TO DO: State how many lines contain the string "Uncrewed", and write nothing else.

EXERCISE DATA:
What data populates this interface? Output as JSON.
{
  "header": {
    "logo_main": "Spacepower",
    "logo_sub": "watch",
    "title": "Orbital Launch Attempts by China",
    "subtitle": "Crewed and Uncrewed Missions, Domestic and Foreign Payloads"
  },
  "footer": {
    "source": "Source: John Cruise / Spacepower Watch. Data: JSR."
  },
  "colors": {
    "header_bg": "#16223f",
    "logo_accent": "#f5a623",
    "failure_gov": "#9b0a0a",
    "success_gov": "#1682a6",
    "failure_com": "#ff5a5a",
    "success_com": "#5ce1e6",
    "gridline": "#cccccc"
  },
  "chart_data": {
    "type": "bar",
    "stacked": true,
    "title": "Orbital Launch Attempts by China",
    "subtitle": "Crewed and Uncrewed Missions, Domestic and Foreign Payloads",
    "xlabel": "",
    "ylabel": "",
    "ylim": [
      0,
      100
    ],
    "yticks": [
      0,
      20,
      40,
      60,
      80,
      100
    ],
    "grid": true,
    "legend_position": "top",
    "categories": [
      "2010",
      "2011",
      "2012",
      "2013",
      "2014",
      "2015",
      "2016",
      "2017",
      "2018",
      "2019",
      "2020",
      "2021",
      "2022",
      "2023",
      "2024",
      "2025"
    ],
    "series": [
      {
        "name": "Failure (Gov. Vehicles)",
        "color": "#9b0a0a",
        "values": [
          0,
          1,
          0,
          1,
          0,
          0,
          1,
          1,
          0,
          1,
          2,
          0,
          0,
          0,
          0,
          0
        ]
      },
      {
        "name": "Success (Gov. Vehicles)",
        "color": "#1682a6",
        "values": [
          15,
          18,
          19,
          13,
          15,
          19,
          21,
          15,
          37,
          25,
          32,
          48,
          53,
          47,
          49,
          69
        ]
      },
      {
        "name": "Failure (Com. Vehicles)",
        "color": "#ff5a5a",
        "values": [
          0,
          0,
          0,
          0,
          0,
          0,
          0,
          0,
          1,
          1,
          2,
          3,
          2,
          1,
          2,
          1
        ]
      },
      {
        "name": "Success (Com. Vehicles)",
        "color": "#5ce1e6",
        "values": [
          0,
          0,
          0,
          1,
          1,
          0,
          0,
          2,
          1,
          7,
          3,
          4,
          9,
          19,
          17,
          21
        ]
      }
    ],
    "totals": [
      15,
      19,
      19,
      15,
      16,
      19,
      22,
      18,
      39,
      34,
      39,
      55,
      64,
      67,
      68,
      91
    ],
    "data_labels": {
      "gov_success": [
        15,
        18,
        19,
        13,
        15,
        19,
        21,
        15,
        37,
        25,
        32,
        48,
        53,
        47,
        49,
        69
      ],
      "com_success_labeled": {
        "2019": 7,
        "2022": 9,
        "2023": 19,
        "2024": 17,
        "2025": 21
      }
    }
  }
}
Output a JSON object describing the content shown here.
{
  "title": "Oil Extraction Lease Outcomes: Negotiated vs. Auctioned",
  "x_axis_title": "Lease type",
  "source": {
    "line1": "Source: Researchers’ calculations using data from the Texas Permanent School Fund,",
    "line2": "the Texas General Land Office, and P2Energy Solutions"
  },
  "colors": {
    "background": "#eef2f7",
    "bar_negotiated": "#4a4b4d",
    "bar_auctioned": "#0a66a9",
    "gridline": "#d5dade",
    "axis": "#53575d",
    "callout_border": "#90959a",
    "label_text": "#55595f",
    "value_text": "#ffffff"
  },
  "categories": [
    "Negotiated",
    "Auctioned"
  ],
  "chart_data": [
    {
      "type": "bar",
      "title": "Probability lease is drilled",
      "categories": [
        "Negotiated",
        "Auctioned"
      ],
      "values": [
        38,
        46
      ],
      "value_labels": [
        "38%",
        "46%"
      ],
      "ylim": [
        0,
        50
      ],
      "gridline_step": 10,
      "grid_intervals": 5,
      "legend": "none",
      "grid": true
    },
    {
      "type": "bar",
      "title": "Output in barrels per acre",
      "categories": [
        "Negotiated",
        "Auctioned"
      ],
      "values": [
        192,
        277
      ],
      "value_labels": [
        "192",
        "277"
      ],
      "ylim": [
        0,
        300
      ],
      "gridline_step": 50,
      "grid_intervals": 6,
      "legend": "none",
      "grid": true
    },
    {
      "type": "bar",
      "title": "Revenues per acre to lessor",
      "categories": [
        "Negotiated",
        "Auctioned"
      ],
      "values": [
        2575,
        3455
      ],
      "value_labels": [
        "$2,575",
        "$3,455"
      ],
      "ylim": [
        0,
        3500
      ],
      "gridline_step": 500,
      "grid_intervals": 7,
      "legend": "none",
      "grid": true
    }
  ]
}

==

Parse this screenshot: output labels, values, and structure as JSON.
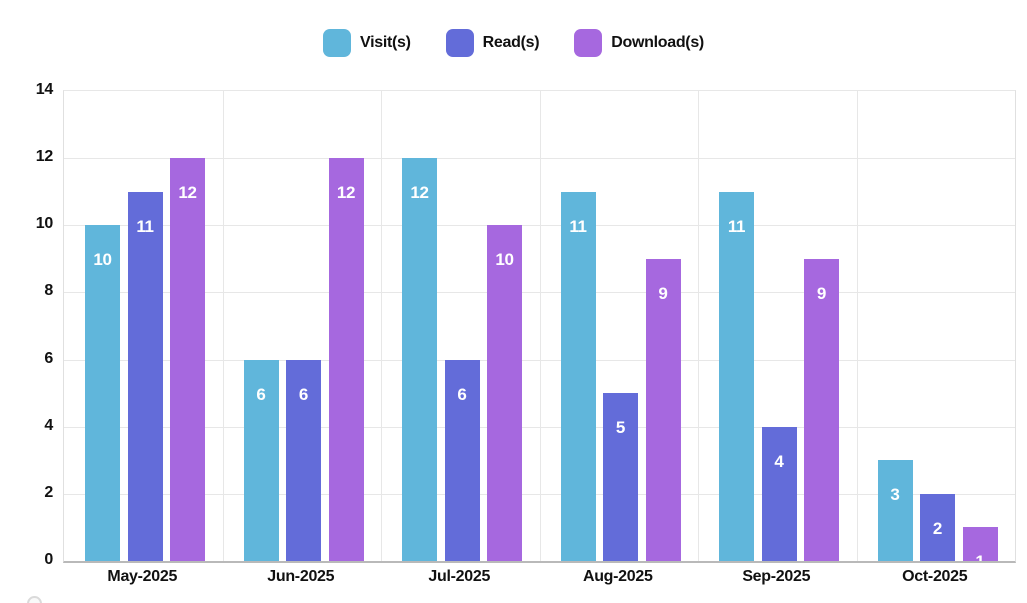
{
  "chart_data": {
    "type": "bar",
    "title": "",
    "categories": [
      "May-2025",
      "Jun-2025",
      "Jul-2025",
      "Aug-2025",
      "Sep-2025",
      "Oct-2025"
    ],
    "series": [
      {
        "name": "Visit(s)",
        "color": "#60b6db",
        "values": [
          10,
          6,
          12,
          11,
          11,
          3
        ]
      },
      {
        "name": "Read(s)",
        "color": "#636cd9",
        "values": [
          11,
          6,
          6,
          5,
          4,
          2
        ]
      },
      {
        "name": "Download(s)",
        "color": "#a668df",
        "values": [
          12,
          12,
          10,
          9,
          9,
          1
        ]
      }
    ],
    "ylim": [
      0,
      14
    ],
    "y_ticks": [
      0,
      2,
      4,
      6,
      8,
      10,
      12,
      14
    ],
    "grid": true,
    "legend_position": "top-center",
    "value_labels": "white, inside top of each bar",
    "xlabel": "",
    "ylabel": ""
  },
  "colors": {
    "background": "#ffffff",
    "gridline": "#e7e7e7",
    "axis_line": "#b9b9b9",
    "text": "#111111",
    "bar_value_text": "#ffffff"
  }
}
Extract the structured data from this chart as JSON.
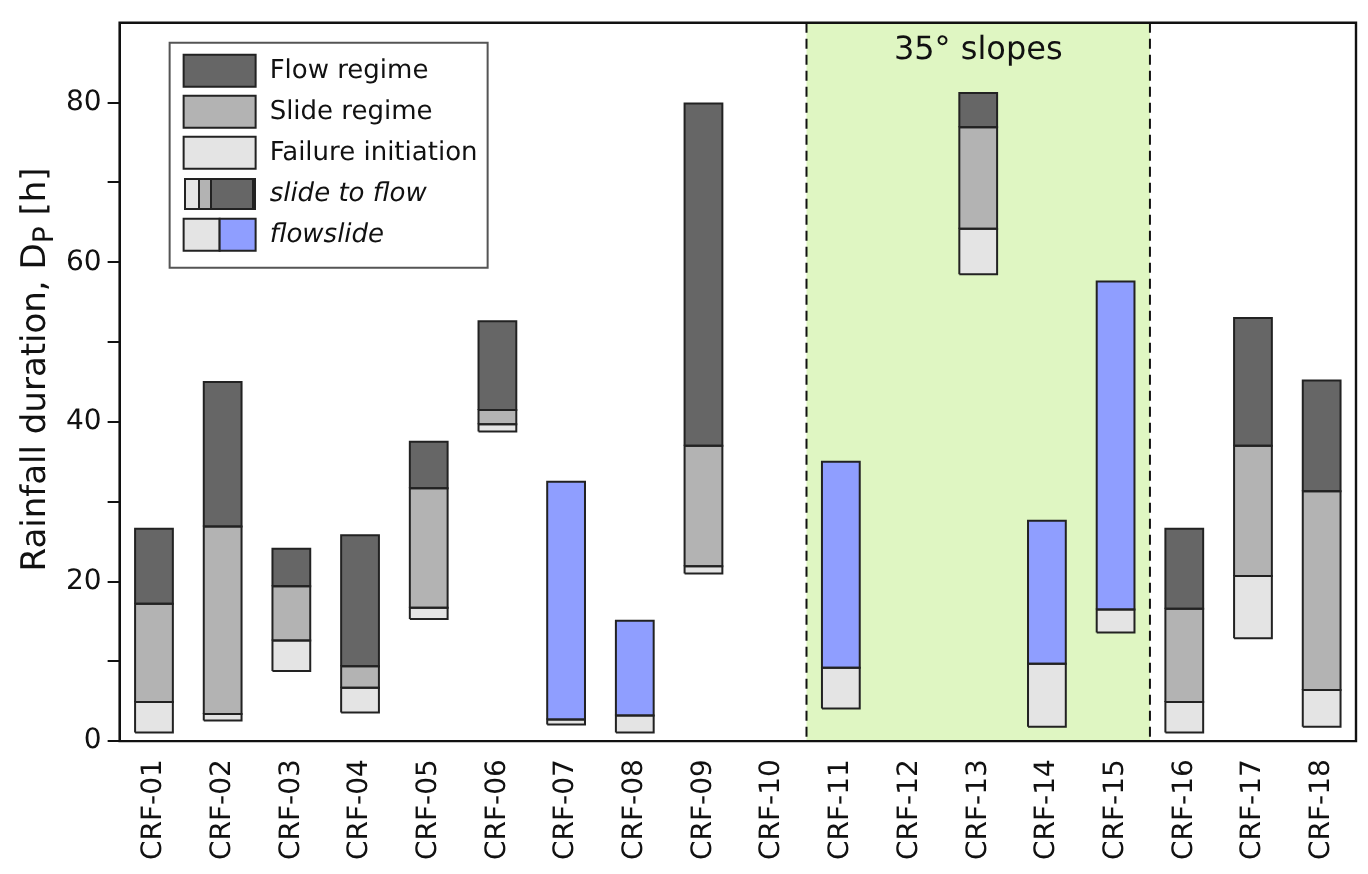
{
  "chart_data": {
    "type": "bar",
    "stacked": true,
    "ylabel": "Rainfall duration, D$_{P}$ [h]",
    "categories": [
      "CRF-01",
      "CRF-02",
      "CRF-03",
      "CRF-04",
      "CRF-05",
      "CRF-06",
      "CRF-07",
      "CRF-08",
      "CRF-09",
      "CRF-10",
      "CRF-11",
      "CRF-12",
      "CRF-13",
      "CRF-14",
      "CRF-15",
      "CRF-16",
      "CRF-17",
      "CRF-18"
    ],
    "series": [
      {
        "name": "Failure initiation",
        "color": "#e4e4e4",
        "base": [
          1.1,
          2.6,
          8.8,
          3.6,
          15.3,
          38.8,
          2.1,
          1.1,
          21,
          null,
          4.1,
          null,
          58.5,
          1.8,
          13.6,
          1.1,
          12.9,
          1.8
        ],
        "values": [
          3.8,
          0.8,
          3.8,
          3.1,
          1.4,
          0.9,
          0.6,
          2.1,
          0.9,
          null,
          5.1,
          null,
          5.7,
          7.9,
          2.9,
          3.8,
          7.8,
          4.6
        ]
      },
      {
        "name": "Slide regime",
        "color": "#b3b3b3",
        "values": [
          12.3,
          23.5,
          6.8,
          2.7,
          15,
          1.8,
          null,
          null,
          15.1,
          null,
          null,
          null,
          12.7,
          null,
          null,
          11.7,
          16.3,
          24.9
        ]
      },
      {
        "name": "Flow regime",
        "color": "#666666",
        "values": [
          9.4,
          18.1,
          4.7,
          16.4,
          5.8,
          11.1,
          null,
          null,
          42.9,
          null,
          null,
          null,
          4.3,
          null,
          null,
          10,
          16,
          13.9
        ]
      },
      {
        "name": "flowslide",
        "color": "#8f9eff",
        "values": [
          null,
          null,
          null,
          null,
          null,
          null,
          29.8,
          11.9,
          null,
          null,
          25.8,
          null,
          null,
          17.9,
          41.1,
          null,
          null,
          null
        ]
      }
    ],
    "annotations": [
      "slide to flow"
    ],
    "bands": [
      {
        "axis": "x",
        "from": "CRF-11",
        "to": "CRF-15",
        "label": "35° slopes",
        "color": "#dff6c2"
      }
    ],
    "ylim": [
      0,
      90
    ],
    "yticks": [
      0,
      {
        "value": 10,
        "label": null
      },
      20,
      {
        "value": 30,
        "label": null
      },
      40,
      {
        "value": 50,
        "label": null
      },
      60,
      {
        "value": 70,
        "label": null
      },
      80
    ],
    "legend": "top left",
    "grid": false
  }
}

SOLUTION: 2